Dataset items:
++++

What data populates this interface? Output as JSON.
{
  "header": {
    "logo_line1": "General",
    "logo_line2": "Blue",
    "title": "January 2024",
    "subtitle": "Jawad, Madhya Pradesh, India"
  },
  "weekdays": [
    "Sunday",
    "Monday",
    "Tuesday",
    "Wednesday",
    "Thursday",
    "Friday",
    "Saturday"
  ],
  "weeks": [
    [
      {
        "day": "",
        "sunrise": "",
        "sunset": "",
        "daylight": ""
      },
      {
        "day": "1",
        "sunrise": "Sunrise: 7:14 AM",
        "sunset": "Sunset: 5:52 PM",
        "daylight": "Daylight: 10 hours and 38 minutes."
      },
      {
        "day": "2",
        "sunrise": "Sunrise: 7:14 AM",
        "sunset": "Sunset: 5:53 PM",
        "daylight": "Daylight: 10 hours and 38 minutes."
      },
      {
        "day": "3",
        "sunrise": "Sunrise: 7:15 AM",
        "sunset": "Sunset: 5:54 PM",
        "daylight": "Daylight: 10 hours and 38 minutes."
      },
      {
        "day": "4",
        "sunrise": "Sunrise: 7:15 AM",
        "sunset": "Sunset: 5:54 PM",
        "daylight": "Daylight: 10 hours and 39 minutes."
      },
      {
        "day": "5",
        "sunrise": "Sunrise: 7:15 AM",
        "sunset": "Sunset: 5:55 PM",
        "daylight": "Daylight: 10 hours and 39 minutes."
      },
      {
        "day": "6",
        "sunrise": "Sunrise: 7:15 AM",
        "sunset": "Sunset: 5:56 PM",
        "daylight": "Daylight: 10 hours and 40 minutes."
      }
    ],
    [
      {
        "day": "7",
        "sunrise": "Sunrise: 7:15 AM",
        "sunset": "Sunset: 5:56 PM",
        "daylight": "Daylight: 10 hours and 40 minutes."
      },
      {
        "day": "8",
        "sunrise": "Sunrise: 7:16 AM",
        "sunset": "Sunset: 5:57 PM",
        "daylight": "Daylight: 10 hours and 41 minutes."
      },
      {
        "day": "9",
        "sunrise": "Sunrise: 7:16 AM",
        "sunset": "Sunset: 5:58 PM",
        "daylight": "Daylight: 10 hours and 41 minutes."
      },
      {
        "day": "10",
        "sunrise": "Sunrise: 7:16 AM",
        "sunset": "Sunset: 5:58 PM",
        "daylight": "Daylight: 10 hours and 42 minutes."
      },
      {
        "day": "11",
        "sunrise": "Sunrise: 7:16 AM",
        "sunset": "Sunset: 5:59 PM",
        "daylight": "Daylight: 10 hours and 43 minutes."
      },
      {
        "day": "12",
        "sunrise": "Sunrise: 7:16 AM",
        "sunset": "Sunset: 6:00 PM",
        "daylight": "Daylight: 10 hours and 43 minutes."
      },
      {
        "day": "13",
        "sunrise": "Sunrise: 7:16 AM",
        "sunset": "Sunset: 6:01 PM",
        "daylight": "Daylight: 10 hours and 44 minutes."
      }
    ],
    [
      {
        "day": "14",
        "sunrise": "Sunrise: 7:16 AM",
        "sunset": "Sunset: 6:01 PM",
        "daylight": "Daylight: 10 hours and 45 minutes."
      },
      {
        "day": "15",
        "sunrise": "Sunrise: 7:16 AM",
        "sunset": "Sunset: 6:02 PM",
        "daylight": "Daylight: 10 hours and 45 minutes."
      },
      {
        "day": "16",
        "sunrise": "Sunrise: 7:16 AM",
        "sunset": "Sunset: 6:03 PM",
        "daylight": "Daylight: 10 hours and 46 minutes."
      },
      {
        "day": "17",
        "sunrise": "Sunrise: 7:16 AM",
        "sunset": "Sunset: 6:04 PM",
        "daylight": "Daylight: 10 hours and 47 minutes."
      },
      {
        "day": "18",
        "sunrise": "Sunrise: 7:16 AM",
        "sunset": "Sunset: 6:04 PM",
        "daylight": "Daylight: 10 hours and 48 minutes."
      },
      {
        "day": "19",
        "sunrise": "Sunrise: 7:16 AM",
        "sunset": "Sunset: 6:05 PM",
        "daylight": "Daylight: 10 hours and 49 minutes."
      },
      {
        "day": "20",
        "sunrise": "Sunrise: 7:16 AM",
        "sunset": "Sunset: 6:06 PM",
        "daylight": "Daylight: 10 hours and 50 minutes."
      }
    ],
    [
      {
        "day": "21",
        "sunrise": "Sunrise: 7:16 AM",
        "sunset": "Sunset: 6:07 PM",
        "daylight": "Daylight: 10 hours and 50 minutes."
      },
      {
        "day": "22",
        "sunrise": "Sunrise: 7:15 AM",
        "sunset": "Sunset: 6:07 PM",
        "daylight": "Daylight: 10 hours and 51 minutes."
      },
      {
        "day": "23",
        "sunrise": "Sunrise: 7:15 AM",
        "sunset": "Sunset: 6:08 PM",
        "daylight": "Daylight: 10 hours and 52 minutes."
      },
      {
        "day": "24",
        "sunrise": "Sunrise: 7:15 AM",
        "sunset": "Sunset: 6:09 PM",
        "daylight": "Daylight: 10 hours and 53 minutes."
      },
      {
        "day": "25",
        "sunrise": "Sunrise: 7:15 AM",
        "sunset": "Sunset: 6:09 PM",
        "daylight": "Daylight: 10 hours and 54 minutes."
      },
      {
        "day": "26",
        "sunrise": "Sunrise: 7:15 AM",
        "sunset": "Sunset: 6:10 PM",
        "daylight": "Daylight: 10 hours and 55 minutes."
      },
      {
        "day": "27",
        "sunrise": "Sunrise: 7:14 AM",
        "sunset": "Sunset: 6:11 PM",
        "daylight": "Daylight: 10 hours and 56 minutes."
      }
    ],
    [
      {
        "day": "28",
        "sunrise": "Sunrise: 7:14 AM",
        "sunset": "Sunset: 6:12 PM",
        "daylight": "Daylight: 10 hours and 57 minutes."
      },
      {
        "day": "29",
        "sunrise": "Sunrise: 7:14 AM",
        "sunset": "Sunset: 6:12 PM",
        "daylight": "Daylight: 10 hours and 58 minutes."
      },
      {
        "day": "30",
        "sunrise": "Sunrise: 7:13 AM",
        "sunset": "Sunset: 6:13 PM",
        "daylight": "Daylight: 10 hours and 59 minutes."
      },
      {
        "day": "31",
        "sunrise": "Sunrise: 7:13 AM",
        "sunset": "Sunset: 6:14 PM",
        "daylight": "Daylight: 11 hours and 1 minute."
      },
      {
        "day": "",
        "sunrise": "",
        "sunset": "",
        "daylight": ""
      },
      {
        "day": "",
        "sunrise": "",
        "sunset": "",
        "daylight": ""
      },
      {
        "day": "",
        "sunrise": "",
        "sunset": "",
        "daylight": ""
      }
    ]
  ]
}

++++

_REQUIREMENTS_. Above are the records; retype every one exactly.

_FINISHED TASK_.
What data populates this interface? Output as JSON.
{
  "header": {
    "logo_line1": "General",
    "logo_line2": "Blue",
    "title": "January 2024",
    "subtitle": "Jawad, Madhya Pradesh, India"
  },
  "weekdays": [
    "Sunday",
    "Monday",
    "Tuesday",
    "Wednesday",
    "Thursday",
    "Friday",
    "Saturday"
  ],
  "weeks": [
    [
      {
        "day": "",
        "sunrise": "",
        "sunset": "",
        "daylight": ""
      },
      {
        "day": "1",
        "sunrise": "Sunrise: 7:14 AM",
        "sunset": "Sunset: 5:52 PM",
        "daylight": "Daylight: 10 hours and 38 minutes."
      },
      {
        "day": "2",
        "sunrise": "Sunrise: 7:14 AM",
        "sunset": "Sunset: 5:53 PM",
        "daylight": "Daylight: 10 hours and 38 minutes."
      },
      {
        "day": "3",
        "sunrise": "Sunrise: 7:15 AM",
        "sunset": "Sunset: 5:54 PM",
        "daylight": "Daylight: 10 hours and 38 minutes."
      },
      {
        "day": "4",
        "sunrise": "Sunrise: 7:15 AM",
        "sunset": "Sunset: 5:54 PM",
        "daylight": "Daylight: 10 hours and 39 minutes."
      },
      {
        "day": "5",
        "sunrise": "Sunrise: 7:15 AM",
        "sunset": "Sunset: 5:55 PM",
        "daylight": "Daylight: 10 hours and 39 minutes."
      },
      {
        "day": "6",
        "sunrise": "Sunrise: 7:15 AM",
        "sunset": "Sunset: 5:56 PM",
        "daylight": "Daylight: 10 hours and 40 minutes."
      }
    ],
    [
      {
        "day": "7",
        "sunrise": "Sunrise: 7:15 AM",
        "sunset": "Sunset: 5:56 PM",
        "daylight": "Daylight: 10 hours and 40 minutes."
      },
      {
        "day": "8",
        "sunrise": "Sunrise: 7:16 AM",
        "sunset": "Sunset: 5:57 PM",
        "daylight": "Daylight: 10 hours and 41 minutes."
      },
      {
        "day": "9",
        "sunrise": "Sunrise: 7:16 AM",
        "sunset": "Sunset: 5:58 PM",
        "daylight": "Daylight: 10 hours and 41 minutes."
      },
      {
        "day": "10",
        "sunrise": "Sunrise: 7:16 AM",
        "sunset": "Sunset: 5:58 PM",
        "daylight": "Daylight: 10 hours and 42 minutes."
      },
      {
        "day": "11",
        "sunrise": "Sunrise: 7:16 AM",
        "sunset": "Sunset: 5:59 PM",
        "daylight": "Daylight: 10 hours and 43 minutes."
      },
      {
        "day": "12",
        "sunrise": "Sunrise: 7:16 AM",
        "sunset": "Sunset: 6:00 PM",
        "daylight": "Daylight: 10 hours and 43 minutes."
      },
      {
        "day": "13",
        "sunrise": "Sunrise: 7:16 AM",
        "sunset": "Sunset: 6:01 PM",
        "daylight": "Daylight: 10 hours and 44 minutes."
      }
    ],
    [
      {
        "day": "14",
        "sunrise": "Sunrise: 7:16 AM",
        "sunset": "Sunset: 6:01 PM",
        "daylight": "Daylight: 10 hours and 45 minutes."
      },
      {
        "day": "15",
        "sunrise": "Sunrise: 7:16 AM",
        "sunset": "Sunset: 6:02 PM",
        "daylight": "Daylight: 10 hours and 45 minutes."
      },
      {
        "day": "16",
        "sunrise": "Sunrise: 7:16 AM",
        "sunset": "Sunset: 6:03 PM",
        "daylight": "Daylight: 10 hours and 46 minutes."
      },
      {
        "day": "17",
        "sunrise": "Sunrise: 7:16 AM",
        "sunset": "Sunset: 6:04 PM",
        "daylight": "Daylight: 10 hours and 47 minutes."
      },
      {
        "day": "18",
        "sunrise": "Sunrise: 7:16 AM",
        "sunset": "Sunset: 6:04 PM",
        "daylight": "Daylight: 10 hours and 48 minutes."
      },
      {
        "day": "19",
        "sunrise": "Sunrise: 7:16 AM",
        "sunset": "Sunset: 6:05 PM",
        "daylight": "Daylight: 10 hours and 49 minutes."
      },
      {
        "day": "20",
        "sunrise": "Sunrise: 7:16 AM",
        "sunset": "Sunset: 6:06 PM",
        "daylight": "Daylight: 10 hours and 50 minutes."
      }
    ],
    [
      {
        "day": "21",
        "sunrise": "Sunrise: 7:16 AM",
        "sunset": "Sunset: 6:07 PM",
        "daylight": "Daylight: 10 hours and 50 minutes."
      },
      {
        "day": "22",
        "sunrise": "Sunrise: 7:15 AM",
        "sunset": "Sunset: 6:07 PM",
        "daylight": "Daylight: 10 hours and 51 minutes."
      },
      {
        "day": "23",
        "sunrise": "Sunrise: 7:15 AM",
        "sunset": "Sunset: 6:08 PM",
        "daylight": "Daylight: 10 hours and 52 minutes."
      },
      {
        "day": "24",
        "sunrise": "Sunrise: 7:15 AM",
        "sunset": "Sunset: 6:09 PM",
        "daylight": "Daylight: 10 hours and 53 minutes."
      },
      {
        "day": "25",
        "sunrise": "Sunrise: 7:15 AM",
        "sunset": "Sunset: 6:09 PM",
        "daylight": "Daylight: 10 hours and 54 minutes."
      },
      {
        "day": "26",
        "sunrise": "Sunrise: 7:15 AM",
        "sunset": "Sunset: 6:10 PM",
        "daylight": "Daylight: 10 hours and 55 minutes."
      },
      {
        "day": "27",
        "sunrise": "Sunrise: 7:14 AM",
        "sunset": "Sunset: 6:11 PM",
        "daylight": "Daylight: 10 hours and 56 minutes."
      }
    ],
    [
      {
        "day": "28",
        "sunrise": "Sunrise: 7:14 AM",
        "sunset": "Sunset: 6:12 PM",
        "daylight": "Daylight: 10 hours and 57 minutes."
      },
      {
        "day": "29",
        "sunrise": "Sunrise: 7:14 AM",
        "sunset": "Sunset: 6:12 PM",
        "daylight": "Daylight: 10 hours and 58 minutes."
      },
      {
        "day": "30",
        "sunrise": "Sunrise: 7:13 AM",
        "sunset": "Sunset: 6:13 PM",
        "daylight": "Daylight: 10 hours and 59 minutes."
      },
      {
        "day": "31",
        "sunrise": "Sunrise: 7:13 AM",
        "sunset": "Sunset: 6:14 PM",
        "daylight": "Daylight: 11 hours and 1 minute."
      },
      {
        "day": "",
        "sunrise": "",
        "sunset": "",
        "daylight": ""
      },
      {
        "day": "",
        "sunrise": "",
        "sunset": "",
        "daylight": ""
      },
      {
        "day": "",
        "sunrise": "",
        "sunset": "",
        "daylight": ""
      }
    ]
  ]
}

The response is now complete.